**WHAT THIS TASK INVOLVES**: Could you extract every entry below and reproduce it exactly?

= = = = = = =

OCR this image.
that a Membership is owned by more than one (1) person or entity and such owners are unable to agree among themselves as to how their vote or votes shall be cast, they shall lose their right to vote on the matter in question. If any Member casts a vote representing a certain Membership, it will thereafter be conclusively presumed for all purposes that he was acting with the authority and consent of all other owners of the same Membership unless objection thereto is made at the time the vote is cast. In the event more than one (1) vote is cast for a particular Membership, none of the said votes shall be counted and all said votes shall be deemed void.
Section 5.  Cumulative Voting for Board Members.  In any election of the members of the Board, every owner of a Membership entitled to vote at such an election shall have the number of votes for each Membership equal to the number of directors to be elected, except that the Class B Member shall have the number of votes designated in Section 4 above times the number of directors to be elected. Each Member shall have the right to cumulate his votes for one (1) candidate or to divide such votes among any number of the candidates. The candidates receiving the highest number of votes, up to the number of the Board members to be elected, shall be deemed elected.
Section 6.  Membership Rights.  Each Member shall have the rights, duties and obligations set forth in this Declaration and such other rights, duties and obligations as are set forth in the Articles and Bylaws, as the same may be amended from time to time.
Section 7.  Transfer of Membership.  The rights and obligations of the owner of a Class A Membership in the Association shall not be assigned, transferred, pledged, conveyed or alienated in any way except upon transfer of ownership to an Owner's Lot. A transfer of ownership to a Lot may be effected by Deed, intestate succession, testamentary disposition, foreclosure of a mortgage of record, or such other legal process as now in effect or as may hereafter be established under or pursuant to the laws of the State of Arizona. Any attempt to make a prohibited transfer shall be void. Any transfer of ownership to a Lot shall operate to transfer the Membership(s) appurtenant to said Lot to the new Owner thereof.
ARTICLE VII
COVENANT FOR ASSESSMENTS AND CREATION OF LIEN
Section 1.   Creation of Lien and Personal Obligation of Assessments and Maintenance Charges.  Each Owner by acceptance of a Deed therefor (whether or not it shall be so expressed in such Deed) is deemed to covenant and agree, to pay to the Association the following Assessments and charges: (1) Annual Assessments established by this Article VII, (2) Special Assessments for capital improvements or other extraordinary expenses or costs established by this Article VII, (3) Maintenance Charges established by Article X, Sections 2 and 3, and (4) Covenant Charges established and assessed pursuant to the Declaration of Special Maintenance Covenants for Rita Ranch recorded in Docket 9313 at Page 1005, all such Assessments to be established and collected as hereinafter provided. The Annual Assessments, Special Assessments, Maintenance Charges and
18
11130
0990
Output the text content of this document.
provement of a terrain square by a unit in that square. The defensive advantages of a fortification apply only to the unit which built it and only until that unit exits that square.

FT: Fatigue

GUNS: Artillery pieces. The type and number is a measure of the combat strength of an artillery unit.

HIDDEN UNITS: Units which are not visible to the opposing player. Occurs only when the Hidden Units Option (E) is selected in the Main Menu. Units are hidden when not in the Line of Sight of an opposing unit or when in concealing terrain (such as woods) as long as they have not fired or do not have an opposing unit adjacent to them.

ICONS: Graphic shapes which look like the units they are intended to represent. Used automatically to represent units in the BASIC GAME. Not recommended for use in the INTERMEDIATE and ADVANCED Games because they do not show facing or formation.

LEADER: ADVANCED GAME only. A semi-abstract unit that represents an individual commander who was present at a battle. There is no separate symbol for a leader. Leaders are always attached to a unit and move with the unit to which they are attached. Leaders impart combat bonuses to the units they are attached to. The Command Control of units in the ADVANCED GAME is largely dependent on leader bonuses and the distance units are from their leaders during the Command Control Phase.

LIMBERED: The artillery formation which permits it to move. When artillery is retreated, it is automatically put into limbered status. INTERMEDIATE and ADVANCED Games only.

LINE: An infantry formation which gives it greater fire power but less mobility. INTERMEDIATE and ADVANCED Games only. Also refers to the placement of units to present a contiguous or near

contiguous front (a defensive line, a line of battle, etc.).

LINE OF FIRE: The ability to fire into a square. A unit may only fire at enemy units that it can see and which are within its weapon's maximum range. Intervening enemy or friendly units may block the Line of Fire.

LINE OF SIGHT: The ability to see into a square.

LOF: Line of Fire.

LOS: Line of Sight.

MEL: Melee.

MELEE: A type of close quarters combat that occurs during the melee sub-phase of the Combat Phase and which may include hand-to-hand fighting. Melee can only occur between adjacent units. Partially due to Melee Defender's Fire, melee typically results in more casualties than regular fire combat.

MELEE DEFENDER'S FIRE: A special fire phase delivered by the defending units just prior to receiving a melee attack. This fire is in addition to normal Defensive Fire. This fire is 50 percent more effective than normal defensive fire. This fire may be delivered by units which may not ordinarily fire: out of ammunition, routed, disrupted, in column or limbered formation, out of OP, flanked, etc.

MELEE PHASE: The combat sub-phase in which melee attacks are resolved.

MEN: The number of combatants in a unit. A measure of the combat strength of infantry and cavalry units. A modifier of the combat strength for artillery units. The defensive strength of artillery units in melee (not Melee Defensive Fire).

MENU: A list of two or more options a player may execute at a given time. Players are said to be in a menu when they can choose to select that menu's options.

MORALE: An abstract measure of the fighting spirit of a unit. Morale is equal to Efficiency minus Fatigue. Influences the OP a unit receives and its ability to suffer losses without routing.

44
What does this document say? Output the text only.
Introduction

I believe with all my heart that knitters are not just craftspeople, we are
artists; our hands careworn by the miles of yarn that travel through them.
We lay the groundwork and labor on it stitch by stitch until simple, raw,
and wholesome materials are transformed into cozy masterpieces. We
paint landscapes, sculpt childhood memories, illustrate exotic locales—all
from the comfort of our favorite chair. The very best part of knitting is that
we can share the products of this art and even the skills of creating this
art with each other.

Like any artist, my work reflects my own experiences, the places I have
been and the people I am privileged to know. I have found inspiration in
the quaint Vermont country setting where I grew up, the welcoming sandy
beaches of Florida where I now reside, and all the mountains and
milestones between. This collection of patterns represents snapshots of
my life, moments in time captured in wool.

= = = = = = =

**ANSWER BELOW**:
OCR this image.
that a Membership is owned by more than one (1) person or entity and such owners are unable to agree among themselves as to how their vote or votes shall be cast, they shall lose their right to vote on the matter in question. If any Member casts a vote representing a certain Membership, it will thereafter be conclusively presumed for all purposes that he was acting with the authority and consent of all other owners of the same Membership unless objection thereto is made at the time the vote is cast. In the event more than one (1) vote is cast for a particular Membership, none of the said votes shall be counted and all said votes shall be deemed void.
Section 5.  Cumulative Voting for Board Members.  In any election of the members of the Board, every owner of a Membership entitled to vote at such an election shall have the number of votes for each Membership equal to the number of directors to be elected, except that the Class B Member shall have the number of votes designated in Section 4 above times the number of directors to be elected. Each Member shall have the right to cumulate his votes for one (1) candidate or to divide such votes among any number of the candidates. The candidates receiving the highest number of votes, up to the number of the Board members to be elected, shall be deemed elected.
Section 6.  Membership Rights.  Each Member shall have the rights, duties and obligations set forth in this Declaration and such other rights, duties and obligations as are set forth in the Articles and Bylaws, as the same may be amended from time to time.
Section 7.  Transfer of Membership.  The rights and obligations of the owner of a Class A Membership in the Association shall not be assigned, transferred, pledged, conveyed or alienated in any way except upon transfer of ownership to an Owner's Lot. A transfer of ownership to a Lot may be effected by Deed, intestate succession, testamentary disposition, foreclosure of a mortgage of record, or such other legal process as now in effect or as may hereafter be established under or pursuant to the laws of the State of Arizona. Any attempt to make a prohibited transfer shall be void. Any transfer of ownership to a Lot shall operate to transfer the Membership(s) appurtenant to said Lot to the new Owner thereof.
ARTICLE VII
COVENANT FOR ASSESSMENTS AND CREATION OF LIEN
Section 1.   Creation of Lien and Personal Obligation of Assessments and Maintenance Charges.  Each Owner by acceptance of a Deed therefor (whether or not it shall be so expressed in such Deed) is deemed to covenant and agree, to pay to the Association the following Assessments and charges: (1) Annual Assessments established by this Article VII, (2) Special Assessments for capital improvements or other extraordinary expenses or costs established by this Article VII, (3) Maintenance Charges established by Article X, Sections 2 and 3, and (4) Covenant Charges established and assessed pursuant to the Declaration of Special Maintenance Covenants for Rita Ranch recorded in Docket 9313 at Page 1005, all such Assessments to be established and collected as hereinafter provided. The Annual Assessments, Special Assessments, Maintenance Charges and
18
11130
0990
Output the text content of this document.
provement of a terrain square by a unit in that square. The defensive advantages of a fortification apply only to the unit which built it and only until that unit exits that square.

FT: Fatigue

GUNS: Artillery pieces. The type and number is a measure of the combat strength of an artillery unit.

HIDDEN UNITS: Units which are not visible to the opposing player. Occurs only when the Hidden Units Option (E) is selected in the Main Menu. Units are hidden when not in the Line of Sight of an opposing unit or when in concealing terrain (such as woods) as long as they have not fired or do not have an opposing unit adjacent to them.

ICONS: Graphic shapes which look like the units they are intended to represent. Used automatically to represent units in the BASIC GAME. Not recommended for use in the INTERMEDIATE and ADVANCED Games because they do not show facing or formation.

LEADER: ADVANCED GAME only. A semi-abstract unit that represents an individual commander who was present at a battle. There is no separate symbol for a leader. Leaders are always attached to a unit and move with the unit to which they are attached. Leaders impart combat bonuses to the units they are attached to. The Command Control of units in the ADVANCED GAME is largely dependent on leader bonuses and the distance units are from their leaders during the Command Control Phase.

LIMBERED: The artillery formation which permits it to move. When artillery is retreated, it is automatically put into limbered status. INTERMEDIATE and ADVANCED Games only.

LINE: An infantry formation which gives it greater fire power but less mobility. INTERMEDIATE and ADVANCED Games only. Also refers to the placement of units to present a contiguous or near

contiguous front (a defensive line, a line of battle, etc.).

LINE OF FIRE: The ability to fire into a square. A unit may only fire at enemy units that it can see and which are within its weapon's maximum range. Intervening enemy or friendly units may block the Line of Fire.

LINE OF SIGHT: The ability to see into a square.

LOF: Line of Fire.

LOS: Line of Sight.

MEL: Melee.

MELEE: A type of close quarters combat that occurs during the melee sub-phase of the Combat Phase and which may include hand-to-hand fighting. Melee can only occur between adjacent units. Partially due to Melee Defender's Fire, melee typically results in more casualties than regular fire combat.

MELEE DEFENDER'S FIRE: A special fire phase delivered by the defending units just prior to receiving a melee attack. This fire is in addition to normal Defensive Fire. This fire is 50 percent more effective than normal defensive fire. This fire may be delivered by units which may not ordinarily fire: out of ammunition, routed, disrupted, in column or limbered formation, out of OP, flanked, etc.

MELEE PHASE: The combat sub-phase in which melee attacks are resolved.

MEN: The number of combatants in a unit. A measure of the combat strength of infantry and cavalry units. A modifier of the combat strength for artillery units. The defensive strength of artillery units in melee (not Melee Defensive Fire).

MENU: A list of two or more options a player may execute at a given time. Players are said to be in a menu when they can choose to select that menu's options.

MORALE: An abstract measure of the fighting spirit of a unit. Morale is equal to Efficiency minus Fatigue. Influences the OP a unit receives and its ability to suffer losses without routing.

44
What does this document say? Output the text only.
Introduction

I believe with all my heart that knitters are not just craftspeople, we are
artists; our hands careworn by the miles of yarn that travel through them.
We lay the groundwork and labor on it stitch by stitch until simple, raw,
and wholesome materials are transformed into cozy masterpieces. We
paint landscapes, sculpt childhood memories, illustrate exotic locales—all
from the comfort of our favorite chair. The very best part of knitting is that
we can share the products of this art and even the skills of creating this
art with each other.

Like any artist, my work reflects my own experiences, the places I have
been and the people I am privileged to know. I have found inspiration in
the quaint Vermont country setting where I grew up, the welcoming sandy
beaches of Florida where I now reside, and all the mountains and
milestones between. This collection of patterns represents snapshots of
my life, moments in time captured in wool.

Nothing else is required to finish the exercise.